[Problem details]: Every entry must be duplicated precisely as written.

[Figure content listings]
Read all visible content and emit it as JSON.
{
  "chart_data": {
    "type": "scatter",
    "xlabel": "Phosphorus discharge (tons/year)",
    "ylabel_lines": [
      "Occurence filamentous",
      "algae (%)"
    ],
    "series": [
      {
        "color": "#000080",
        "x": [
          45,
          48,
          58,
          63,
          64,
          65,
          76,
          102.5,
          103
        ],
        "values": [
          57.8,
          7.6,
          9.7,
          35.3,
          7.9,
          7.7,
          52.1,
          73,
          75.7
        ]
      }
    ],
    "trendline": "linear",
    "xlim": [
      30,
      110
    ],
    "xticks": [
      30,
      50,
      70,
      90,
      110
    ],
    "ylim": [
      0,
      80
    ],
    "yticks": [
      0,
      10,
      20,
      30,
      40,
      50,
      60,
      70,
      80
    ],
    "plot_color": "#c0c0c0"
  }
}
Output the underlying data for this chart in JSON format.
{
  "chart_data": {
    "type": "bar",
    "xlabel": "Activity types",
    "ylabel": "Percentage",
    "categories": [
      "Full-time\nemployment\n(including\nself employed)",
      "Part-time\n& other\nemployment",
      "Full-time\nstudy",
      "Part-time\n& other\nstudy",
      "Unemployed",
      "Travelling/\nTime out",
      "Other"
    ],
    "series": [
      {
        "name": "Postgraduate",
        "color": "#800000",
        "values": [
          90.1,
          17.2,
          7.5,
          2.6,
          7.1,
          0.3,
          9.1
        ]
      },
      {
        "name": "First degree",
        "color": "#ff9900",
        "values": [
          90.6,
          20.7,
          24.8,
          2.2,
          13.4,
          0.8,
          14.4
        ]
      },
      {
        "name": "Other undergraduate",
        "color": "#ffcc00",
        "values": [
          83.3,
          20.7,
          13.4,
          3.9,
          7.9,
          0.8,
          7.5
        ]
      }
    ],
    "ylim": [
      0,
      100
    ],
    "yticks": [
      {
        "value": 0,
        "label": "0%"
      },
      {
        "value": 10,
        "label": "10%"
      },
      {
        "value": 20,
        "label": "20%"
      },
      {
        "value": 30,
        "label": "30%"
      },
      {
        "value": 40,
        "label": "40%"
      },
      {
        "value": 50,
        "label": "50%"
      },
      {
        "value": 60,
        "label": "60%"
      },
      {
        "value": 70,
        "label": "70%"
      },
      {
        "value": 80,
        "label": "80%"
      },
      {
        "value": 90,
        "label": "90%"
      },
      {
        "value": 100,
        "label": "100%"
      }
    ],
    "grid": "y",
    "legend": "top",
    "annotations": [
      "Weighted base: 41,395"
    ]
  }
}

[Response]:
Read all visible content and emit it as JSON.
{
  "chart_data": {
    "type": "scatter",
    "xlabel": "Phosphorus discharge (tons/year)",
    "ylabel_lines": [
      "Occurence filamentous",
      "algae (%)"
    ],
    "series": [
      {
        "color": "#000080",
        "x": [
          45,
          48,
          58,
          63,
          64,
          65,
          76,
          102.5,
          103
        ],
        "values": [
          57.8,
          7.6,
          9.7,
          35.3,
          7.9,
          7.7,
          52.1,
          73,
          75.7
        ]
      }
    ],
    "trendline": "linear",
    "xlim": [
      30,
      110
    ],
    "xticks": [
      30,
      50,
      70,
      90,
      110
    ],
    "ylim": [
      0,
      80
    ],
    "yticks": [
      0,
      10,
      20,
      30,
      40,
      50,
      60,
      70,
      80
    ],
    "plot_color": "#c0c0c0"
  }
}
Output the underlying data for this chart in JSON format.
{
  "chart_data": {
    "type": "bar",
    "xlabel": "Activity types",
    "ylabel": "Percentage",
    "categories": [
      "Full-time\nemployment\n(including\nself employed)",
      "Part-time\n& other\nemployment",
      "Full-time\nstudy",
      "Part-time\n& other\nstudy",
      "Unemployed",
      "Travelling/\nTime out",
      "Other"
    ],
    "series": [
      {
        "name": "Postgraduate",
        "color": "#800000",
        "values": [
          90.1,
          17.2,
          7.5,
          2.6,
          7.1,
          0.3,
          9.1
        ]
      },
      {
        "name": "First degree",
        "color": "#ff9900",
        "values": [
          90.6,
          20.7,
          24.8,
          2.2,
          13.4,
          0.8,
          14.4
        ]
      },
      {
        "name": "Other undergraduate",
        "color": "#ffcc00",
        "values": [
          83.3,
          20.7,
          13.4,
          3.9,
          7.9,
          0.8,
          7.5
        ]
      }
    ],
    "ylim": [
      0,
      100
    ],
    "yticks": [
      {
        "value": 0,
        "label": "0%"
      },
      {
        "value": 10,
        "label": "10%"
      },
      {
        "value": 20,
        "label": "20%"
      },
      {
        "value": 30,
        "label": "30%"
      },
      {
        "value": 40,
        "label": "40%"
      },
      {
        "value": 50,
        "label": "50%"
      },
      {
        "value": 60,
        "label": "60%"
      },
      {
        "value": 70,
        "label": "70%"
      },
      {
        "value": 80,
        "label": "80%"
      },
      {
        "value": 90,
        "label": "90%"
      },
      {
        "value": 100,
        "label": "100%"
      }
    ],
    "grid": "y",
    "legend": "top",
    "annotations": [
      "Weighted base: 41,395"
    ]
  }
}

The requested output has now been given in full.